++++ Source records ++++

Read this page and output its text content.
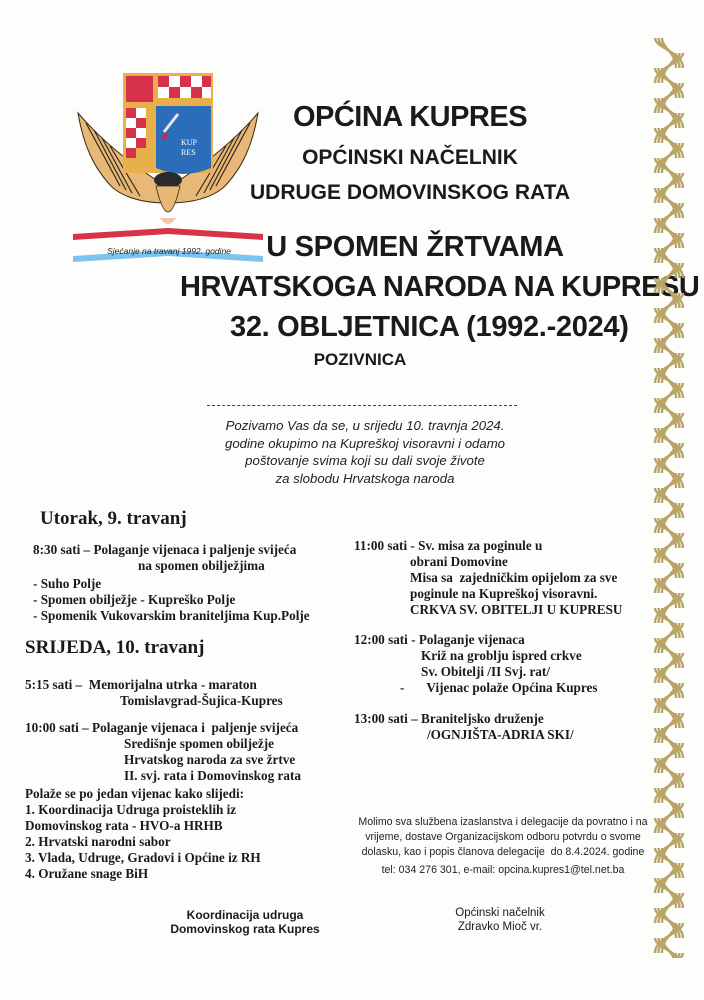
KUP
RES
Sjećanje na travanj 1992. godine
OPĆINA KUPRES
OPĆINSKI NAČELNIK
UDRUGE DOMOVINSKOG RATA
U SPOMEN ŽRTVAMA
HRVATSKOGA NARODA NA KUPRESU
32. OBLJETNICA (1992.-2024)
POZIVNICA
Pozivamo Vas da se, u srijedu 10. travnja 2024.
godine okupimo na Kupreškoj visoravni i odamo
poštovanje svima koji su dali svoje živote
za slobodu Hrvatskoga naroda
Utorak, 9. travanj
8:30 sati – Polaganje vijenaca i paljenje svijeća
na spomen obilježjima
- Suho Polje
- Spomen obilježje - Kupreško Polje
- Spomenik Vukovarskim braniteljima Kup.Polje
SRIJEDA, 10. travanj
5:15 sati –  Memorijalna utrka - maraton
Tomislavgrad-Šujica-Kupres
10:00 sati – Polaganje vijenaca i  paljenje svijeća
Središnje spomen obilježje
Hrvatskog naroda za sve žrtve
II. svj. rata i Domovinskog rata
Polaže se po jedan vijenac kako slijedi:
1. Koordinacija Udruga proisteklih iz
Domovinskog rata - HVO-a HRHB
2. Hrvatski narodni sabor
3. Vlada, Udruge, Gradovi i Općine iz RH
4. Oružane snage BiH
11:00 sati - Sv. misa za poginule u
obrani Domovine
Misa sa  zajedničkim opijelom za sve
poginule na Kupreškoj visoravni.
CRKVA SV. OBITELJI U KUPRESU
12:00 sati - Polaganje vijenaca
Križ na groblju ispred crkve
Sv. Obitelji /II Svj. rat/
- Vijenac polaže Općina Kupres
13:00 sati – Braniteljsko druženje
/OGNJIŠTA-ADRIA SKI/
Molimo sva službena izaslanstva i delegacije da povratno i na
vrijeme, dostave Organizacijskom odboru potvrdu o svome
dolasku, kao i popis članova delegacije  do 8.4.2024. godine
tel: 034 276 301, e-mail: opcina.kupres1@tel.net.ba
Koordinacija udruga
Domovinskog rata Kupres
Općinski načelnik
Zdravko Mioč vr.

++++

→ **Exercise aim**
Working from the lines above, reproduce the material exactly and exclude its pictures.

→ **Answer to the task**
Read this page and output its text content.
KUP
RES
Sjećanje na travanj 1992. godine
OPĆINA KUPRES
OPĆINSKI NAČELNIK
UDRUGE DOMOVINSKOG RATA
U SPOMEN ŽRTVAMA
HRVATSKOGA NARODA NA KUPRESU
32. OBLJETNICA (1992.-2024)
POZIVNICA
Pozivamo Vas da se, u srijedu 10. travnja 2024.
godine okupimo na Kupreškoj visoravni i odamo
poštovanje svima koji su dali svoje živote
za slobodu Hrvatskoga naroda
Utorak, 9. travanj
8:30 sati – Polaganje vijenaca i paljenje svijeća
na spomen obilježjima
- Suho Polje
- Spomen obilježje - Kupreško Polje
- Spomenik Vukovarskim braniteljima Kup.Polje
SRIJEDA, 10. travanj
5:15 sati –  Memorijalna utrka - maraton
Tomislavgrad-Šujica-Kupres
10:00 sati – Polaganje vijenaca i  paljenje svijeća
Središnje spomen obilježje
Hrvatskog naroda za sve žrtve
II. svj. rata i Domovinskog rata
Polaže se po jedan vijenac kako slijedi:
1. Koordinacija Udruga proisteklih iz
Domovinskog rata - HVO-a HRHB
2. Hrvatski narodni sabor
3. Vlada, Udruge, Gradovi i Općine iz RH
4. Oružane snage BiH
11:00 sati - Sv. misa za poginule u
obrani Domovine
Misa sa  zajedničkim opijelom za sve
poginule na Kupreškoj visoravni.
CRKVA SV. OBITELJI U KUPRESU
12:00 sati - Polaganje vijenaca
Križ na groblju ispred crkve
Sv. Obitelji /II Svj. rat/
- Vijenac polaže Općina Kupres
13:00 sati – Braniteljsko druženje
/OGNJIŠTA-ADRIA SKI/
Molimo sva službena izaslanstva i delegacije da povratno i na
vrijeme, dostave Organizacijskom odboru potvrdu o svome
dolasku, kao i popis članova delegacije  do 8.4.2024. godine
tel: 034 276 301, e-mail: opcina.kupres1@tel.net.ba
Koordinacija udruga
Domovinskog rata Kupres
Općinski načelnik
Zdravko Mioč vr.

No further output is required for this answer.